## Problem description:
Print all of the data exactly as written.

## Information supplied:

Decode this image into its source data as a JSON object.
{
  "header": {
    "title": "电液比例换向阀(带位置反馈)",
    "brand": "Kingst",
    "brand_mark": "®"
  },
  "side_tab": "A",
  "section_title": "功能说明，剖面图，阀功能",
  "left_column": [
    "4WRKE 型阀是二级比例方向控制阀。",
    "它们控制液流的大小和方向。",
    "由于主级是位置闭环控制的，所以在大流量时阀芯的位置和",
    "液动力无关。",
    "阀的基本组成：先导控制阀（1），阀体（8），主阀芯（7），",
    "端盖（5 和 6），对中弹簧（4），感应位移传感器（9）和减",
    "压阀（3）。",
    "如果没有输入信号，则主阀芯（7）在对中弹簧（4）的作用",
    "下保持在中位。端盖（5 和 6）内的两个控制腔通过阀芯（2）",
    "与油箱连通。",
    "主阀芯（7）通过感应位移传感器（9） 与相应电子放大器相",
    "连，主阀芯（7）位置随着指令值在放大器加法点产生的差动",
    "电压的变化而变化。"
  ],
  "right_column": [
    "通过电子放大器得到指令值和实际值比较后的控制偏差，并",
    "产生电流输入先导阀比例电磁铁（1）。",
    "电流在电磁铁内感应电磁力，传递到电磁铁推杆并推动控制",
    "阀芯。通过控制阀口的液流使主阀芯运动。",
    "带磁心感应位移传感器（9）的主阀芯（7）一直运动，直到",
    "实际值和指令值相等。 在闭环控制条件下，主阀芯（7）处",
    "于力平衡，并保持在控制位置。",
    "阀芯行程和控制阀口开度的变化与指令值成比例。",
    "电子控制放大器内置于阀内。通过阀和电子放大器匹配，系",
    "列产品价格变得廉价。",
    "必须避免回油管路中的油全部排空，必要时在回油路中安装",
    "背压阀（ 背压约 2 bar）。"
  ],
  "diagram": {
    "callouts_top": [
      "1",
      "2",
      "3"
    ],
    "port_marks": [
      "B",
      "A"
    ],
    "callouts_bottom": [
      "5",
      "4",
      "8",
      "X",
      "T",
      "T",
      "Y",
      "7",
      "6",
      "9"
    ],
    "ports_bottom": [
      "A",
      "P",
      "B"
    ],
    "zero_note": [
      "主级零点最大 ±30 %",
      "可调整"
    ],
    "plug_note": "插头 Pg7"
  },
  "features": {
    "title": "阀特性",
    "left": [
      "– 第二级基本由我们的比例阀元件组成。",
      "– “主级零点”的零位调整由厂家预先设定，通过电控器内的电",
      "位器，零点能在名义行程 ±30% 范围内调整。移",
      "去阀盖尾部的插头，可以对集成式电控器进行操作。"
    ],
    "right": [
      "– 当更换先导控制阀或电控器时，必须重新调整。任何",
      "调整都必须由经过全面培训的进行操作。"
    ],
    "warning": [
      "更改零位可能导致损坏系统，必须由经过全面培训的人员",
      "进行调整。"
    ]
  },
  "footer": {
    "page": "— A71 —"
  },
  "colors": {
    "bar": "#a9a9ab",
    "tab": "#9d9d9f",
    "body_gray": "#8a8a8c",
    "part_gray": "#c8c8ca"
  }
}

## Task response:
Decode this image into its source data as a JSON object.
{
  "header": {
    "title": "电液比例换向阀(带位置反馈)",
    "brand": "Kingst",
    "brand_mark": "®"
  },
  "side_tab": "A",
  "section_title": "功能说明，剖面图，阀功能",
  "left_column": [
    "4WRKE 型阀是二级比例方向控制阀。",
    "它们控制液流的大小和方向。",
    "由于主级是位置闭环控制的，所以在大流量时阀芯的位置和",
    "液动力无关。",
    "阀的基本组成：先导控制阀（1），阀体（8），主阀芯（7），",
    "端盖（5 和 6），对中弹簧（4），感应位移传感器（9）和减",
    "压阀（3）。",
    "如果没有输入信号，则主阀芯（7）在对中弹簧（4）的作用",
    "下保持在中位。端盖（5 和 6）内的两个控制腔通过阀芯（2）",
    "与油箱连通。",
    "主阀芯（7）通过感应位移传感器（9） 与相应电子放大器相",
    "连，主阀芯（7）位置随着指令值在放大器加法点产生的差动",
    "电压的变化而变化。"
  ],
  "right_column": [
    "通过电子放大器得到指令值和实际值比较后的控制偏差，并",
    "产生电流输入先导阀比例电磁铁（1）。",
    "电流在电磁铁内感应电磁力，传递到电磁铁推杆并推动控制",
    "阀芯。通过控制阀口的液流使主阀芯运动。",
    "带磁心感应位移传感器（9）的主阀芯（7）一直运动，直到",
    "实际值和指令值相等。 在闭环控制条件下，主阀芯（7）处",
    "于力平衡，并保持在控制位置。",
    "阀芯行程和控制阀口开度的变化与指令值成比例。",
    "电子控制放大器内置于阀内。通过阀和电子放大器匹配，系",
    "列产品价格变得廉价。",
    "必须避免回油管路中的油全部排空，必要时在回油路中安装",
    "背压阀（ 背压约 2 bar）。"
  ],
  "diagram": {
    "callouts_top": [
      "1",
      "2",
      "3"
    ],
    "port_marks": [
      "B",
      "A"
    ],
    "callouts_bottom": [
      "5",
      "4",
      "8",
      "X",
      "T",
      "T",
      "Y",
      "7",
      "6",
      "9"
    ],
    "ports_bottom": [
      "A",
      "P",
      "B"
    ],
    "zero_note": [
      "主级零点最大 ±30 %",
      "可调整"
    ],
    "plug_note": "插头 Pg7"
  },
  "features": {
    "title": "阀特性",
    "left": [
      "– 第二级基本由我们的比例阀元件组成。",
      "– “主级零点”的零位调整由厂家预先设定，通过电控器内的电",
      "位器，零点能在名义行程 ±30% 范围内调整。移",
      "去阀盖尾部的插头，可以对集成式电控器进行操作。"
    ],
    "right": [
      "– 当更换先导控制阀或电控器时，必须重新调整。任何",
      "调整都必须由经过全面培训的进行操作。"
    ],
    "warning": [
      "更改零位可能导致损坏系统，必须由经过全面培训的人员",
      "进行调整。"
    ]
  },
  "footer": {
    "page": "— A71 —"
  },
  "colors": {
    "bar": "#a9a9ab",
    "tab": "#9d9d9f",
    "body_gray": "#8a8a8c",
    "part_gray": "#c8c8ca"
  }
}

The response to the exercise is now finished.